------ RECORDED INFORMATION ------

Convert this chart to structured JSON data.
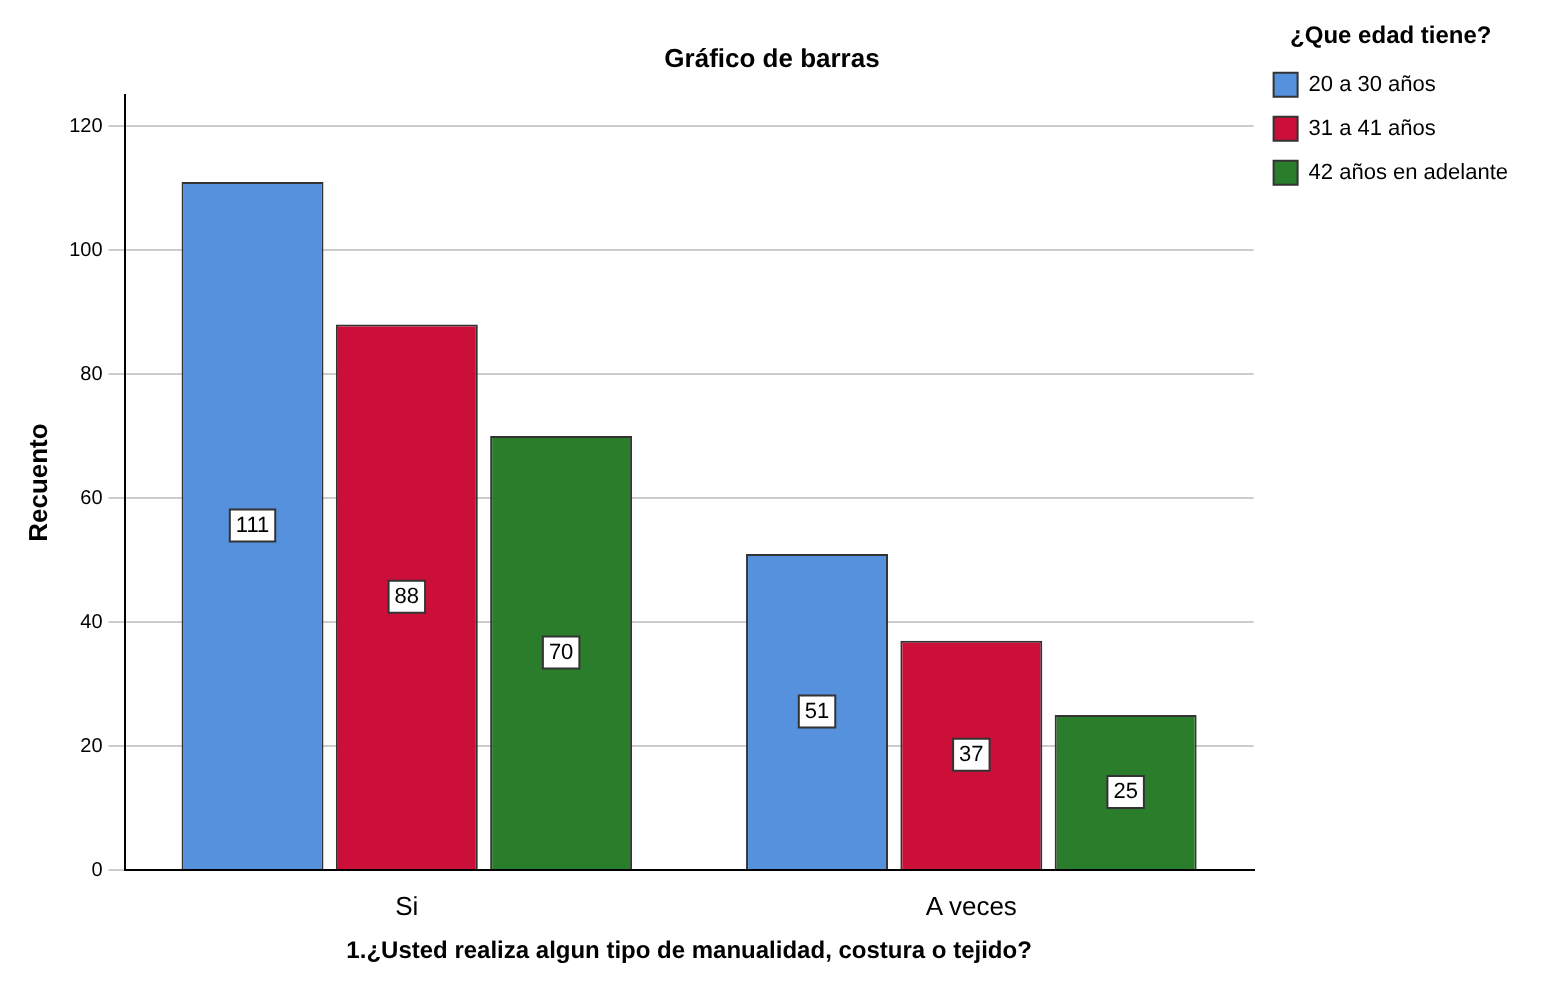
{
  "chart_data": {
    "type": "bar",
    "title": "Gráfico de barras",
    "xlabel": "1.¿Usted realiza algun tipo de manualidad, costura o tejido?",
    "ylabel": "Recuento",
    "legend_title": "¿Que edad tiene?",
    "categories": [
      "Si",
      "A veces"
    ],
    "series": [
      {
        "name": "20 a 30 años",
        "color": "#5591dc",
        "values": [
          111,
          51
        ]
      },
      {
        "name": "31 a 41 años",
        "color": "#cc0f38",
        "values": [
          88,
          37
        ]
      },
      {
        "name": "42 años en adelante",
        "color": "#2a7d2a",
        "values": [
          70,
          25
        ]
      }
    ],
    "ylim": [
      0,
      125
    ],
    "yticks": [
      0,
      20,
      40,
      60,
      80,
      100,
      120
    ],
    "grid": "y",
    "legend": "right",
    "data_labels": true
  }
}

------

Make a word-for-word copy of the entries, without any pictures.

SOLUTION TO THE EXERCISE:
Convert this chart to structured JSON data.
{
  "chart_data": {
    "type": "bar",
    "title": "Gráfico de barras",
    "xlabel": "1.¿Usted realiza algun tipo de manualidad, costura o tejido?",
    "ylabel": "Recuento",
    "legend_title": "¿Que edad tiene?",
    "categories": [
      "Si",
      "A veces"
    ],
    "series": [
      {
        "name": "20 a 30 años",
        "color": "#5591dc",
        "values": [
          111,
          51
        ]
      },
      {
        "name": "31 a 41 años",
        "color": "#cc0f38",
        "values": [
          88,
          37
        ]
      },
      {
        "name": "42 años en adelante",
        "color": "#2a7d2a",
        "values": [
          70,
          25
        ]
      }
    ],
    "ylim": [
      0,
      125
    ],
    "yticks": [
      0,
      20,
      40,
      60,
      80,
      100,
      120
    ],
    "grid": "y",
    "legend": "right",
    "data_labels": true
  }
}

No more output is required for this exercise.